= WHAT IS EXPECTED =
Quote all of the entries word for word.

= Data extracted from a collection =
────

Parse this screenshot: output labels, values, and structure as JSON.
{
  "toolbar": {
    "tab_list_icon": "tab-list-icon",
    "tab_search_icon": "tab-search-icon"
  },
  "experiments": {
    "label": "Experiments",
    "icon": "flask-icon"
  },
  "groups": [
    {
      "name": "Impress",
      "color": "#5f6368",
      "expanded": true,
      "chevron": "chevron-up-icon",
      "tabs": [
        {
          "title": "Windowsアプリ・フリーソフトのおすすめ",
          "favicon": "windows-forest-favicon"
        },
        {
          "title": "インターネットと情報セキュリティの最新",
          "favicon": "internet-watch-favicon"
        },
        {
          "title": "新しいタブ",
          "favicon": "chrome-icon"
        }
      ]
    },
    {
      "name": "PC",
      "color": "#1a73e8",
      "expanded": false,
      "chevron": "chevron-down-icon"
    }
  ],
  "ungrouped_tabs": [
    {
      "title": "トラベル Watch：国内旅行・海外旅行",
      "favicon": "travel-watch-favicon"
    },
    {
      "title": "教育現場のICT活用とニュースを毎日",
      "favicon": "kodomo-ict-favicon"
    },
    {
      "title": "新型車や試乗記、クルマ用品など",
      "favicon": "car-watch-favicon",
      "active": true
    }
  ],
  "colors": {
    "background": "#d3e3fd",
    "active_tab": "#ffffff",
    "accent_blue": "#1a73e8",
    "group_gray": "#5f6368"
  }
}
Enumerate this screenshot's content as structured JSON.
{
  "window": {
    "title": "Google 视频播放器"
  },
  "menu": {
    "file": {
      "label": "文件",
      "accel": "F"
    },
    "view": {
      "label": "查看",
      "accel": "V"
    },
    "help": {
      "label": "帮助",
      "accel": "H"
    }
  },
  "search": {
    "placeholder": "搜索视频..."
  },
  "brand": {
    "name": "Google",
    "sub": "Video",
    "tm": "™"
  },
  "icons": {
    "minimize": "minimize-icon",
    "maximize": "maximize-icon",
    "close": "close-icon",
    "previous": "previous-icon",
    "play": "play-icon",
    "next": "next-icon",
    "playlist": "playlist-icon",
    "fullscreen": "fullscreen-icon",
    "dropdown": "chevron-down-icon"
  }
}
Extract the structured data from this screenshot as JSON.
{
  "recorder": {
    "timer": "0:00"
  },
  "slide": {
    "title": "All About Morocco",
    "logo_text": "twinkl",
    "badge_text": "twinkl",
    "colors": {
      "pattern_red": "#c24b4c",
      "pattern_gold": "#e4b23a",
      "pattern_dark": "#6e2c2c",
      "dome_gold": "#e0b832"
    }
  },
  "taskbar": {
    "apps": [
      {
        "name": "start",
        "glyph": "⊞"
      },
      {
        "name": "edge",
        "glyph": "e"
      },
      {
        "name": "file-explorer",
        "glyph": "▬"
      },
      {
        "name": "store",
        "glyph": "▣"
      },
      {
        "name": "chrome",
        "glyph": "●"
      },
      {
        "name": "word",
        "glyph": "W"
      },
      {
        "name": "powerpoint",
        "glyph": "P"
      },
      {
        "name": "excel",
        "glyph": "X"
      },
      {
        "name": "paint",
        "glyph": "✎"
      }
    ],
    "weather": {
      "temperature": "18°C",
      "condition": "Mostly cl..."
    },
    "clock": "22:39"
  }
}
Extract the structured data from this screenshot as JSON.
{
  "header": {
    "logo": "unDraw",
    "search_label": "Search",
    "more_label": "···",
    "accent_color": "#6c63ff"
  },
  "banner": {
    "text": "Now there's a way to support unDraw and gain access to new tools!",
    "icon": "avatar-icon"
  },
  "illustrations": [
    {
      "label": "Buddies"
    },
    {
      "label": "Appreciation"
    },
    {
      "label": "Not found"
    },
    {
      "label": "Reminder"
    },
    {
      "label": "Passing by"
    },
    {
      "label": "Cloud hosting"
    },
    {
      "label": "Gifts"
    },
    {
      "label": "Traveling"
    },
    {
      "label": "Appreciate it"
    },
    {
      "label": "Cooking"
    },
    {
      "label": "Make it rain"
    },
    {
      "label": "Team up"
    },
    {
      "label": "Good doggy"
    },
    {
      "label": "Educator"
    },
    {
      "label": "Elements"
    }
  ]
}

────

= SOLUTION TO THIS EXERCISE =
Parse this screenshot: output labels, values, and structure as JSON.
{
  "toolbar": {
    "tab_list_icon": "tab-list-icon",
    "tab_search_icon": "tab-search-icon"
  },
  "experiments": {
    "label": "Experiments",
    "icon": "flask-icon"
  },
  "groups": [
    {
      "name": "Impress",
      "color": "#5f6368",
      "expanded": true,
      "chevron": "chevron-up-icon",
      "tabs": [
        {
          "title": "Windowsアプリ・フリーソフトのおすすめ",
          "favicon": "windows-forest-favicon"
        },
        {
          "title": "インターネットと情報セキュリティの最新",
          "favicon": "internet-watch-favicon"
        },
        {
          "title": "新しいタブ",
          "favicon": "chrome-icon"
        }
      ]
    },
    {
      "name": "PC",
      "color": "#1a73e8",
      "expanded": false,
      "chevron": "chevron-down-icon"
    }
  ],
  "ungrouped_tabs": [
    {
      "title": "トラベル Watch：国内旅行・海外旅行",
      "favicon": "travel-watch-favicon"
    },
    {
      "title": "教育現場のICT活用とニュースを毎日",
      "favicon": "kodomo-ict-favicon"
    },
    {
      "title": "新型車や試乗記、クルマ用品など",
      "favicon": "car-watch-favicon",
      "active": true
    }
  ],
  "colors": {
    "background": "#d3e3fd",
    "active_tab": "#ffffff",
    "accent_blue": "#1a73e8",
    "group_gray": "#5f6368"
  }
}
Enumerate this screenshot's content as structured JSON.
{
  "window": {
    "title": "Google 视频播放器"
  },
  "menu": {
    "file": {
      "label": "文件",
      "accel": "F"
    },
    "view": {
      "label": "查看",
      "accel": "V"
    },
    "help": {
      "label": "帮助",
      "accel": "H"
    }
  },
  "search": {
    "placeholder": "搜索视频..."
  },
  "brand": {
    "name": "Google",
    "sub": "Video",
    "tm": "™"
  },
  "icons": {
    "minimize": "minimize-icon",
    "maximize": "maximize-icon",
    "close": "close-icon",
    "previous": "previous-icon",
    "play": "play-icon",
    "next": "next-icon",
    "playlist": "playlist-icon",
    "fullscreen": "fullscreen-icon",
    "dropdown": "chevron-down-icon"
  }
}
Extract the structured data from this screenshot as JSON.
{
  "recorder": {
    "timer": "0:00"
  },
  "slide": {
    "title": "All About Morocco",
    "logo_text": "twinkl",
    "badge_text": "twinkl",
    "colors": {
      "pattern_red": "#c24b4c",
      "pattern_gold": "#e4b23a",
      "pattern_dark": "#6e2c2c",
      "dome_gold": "#e0b832"
    }
  },
  "taskbar": {
    "apps": [
      {
        "name": "start",
        "glyph": "⊞"
      },
      {
        "name": "edge",
        "glyph": "e"
      },
      {
        "name": "file-explorer",
        "glyph": "▬"
      },
      {
        "name": "store",
        "glyph": "▣"
      },
      {
        "name": "chrome",
        "glyph": "●"
      },
      {
        "name": "word",
        "glyph": "W"
      },
      {
        "name": "powerpoint",
        "glyph": "P"
      },
      {
        "name": "excel",
        "glyph": "X"
      },
      {
        "name": "paint",
        "glyph": "✎"
      }
    ],
    "weather": {
      "temperature": "18°C",
      "condition": "Mostly cl..."
    },
    "clock": "22:39"
  }
}
Extract the structured data from this screenshot as JSON.
{
  "header": {
    "logo": "unDraw",
    "search_label": "Search",
    "more_label": "···",
    "accent_color": "#6c63ff"
  },
  "banner": {
    "text": "Now there's a way to support unDraw and gain access to new tools!",
    "icon": "avatar-icon"
  },
  "illustrations": [
    {
      "label": "Buddies"
    },
    {
      "label": "Appreciation"
    },
    {
      "label": "Not found"
    },
    {
      "label": "Reminder"
    },
    {
      "label": "Passing by"
    },
    {
      "label": "Cloud hosting"
    },
    {
      "label": "Gifts"
    },
    {
      "label": "Traveling"
    },
    {
      "label": "Appreciate it"
    },
    {
      "label": "Cooking"
    },
    {
      "label": "Make it rain"
    },
    {
      "label": "Team up"
    },
    {
      "label": "Good doggy"
    },
    {
      "label": "Educator"
    },
    {
      "label": "Elements"
    }
  ]
}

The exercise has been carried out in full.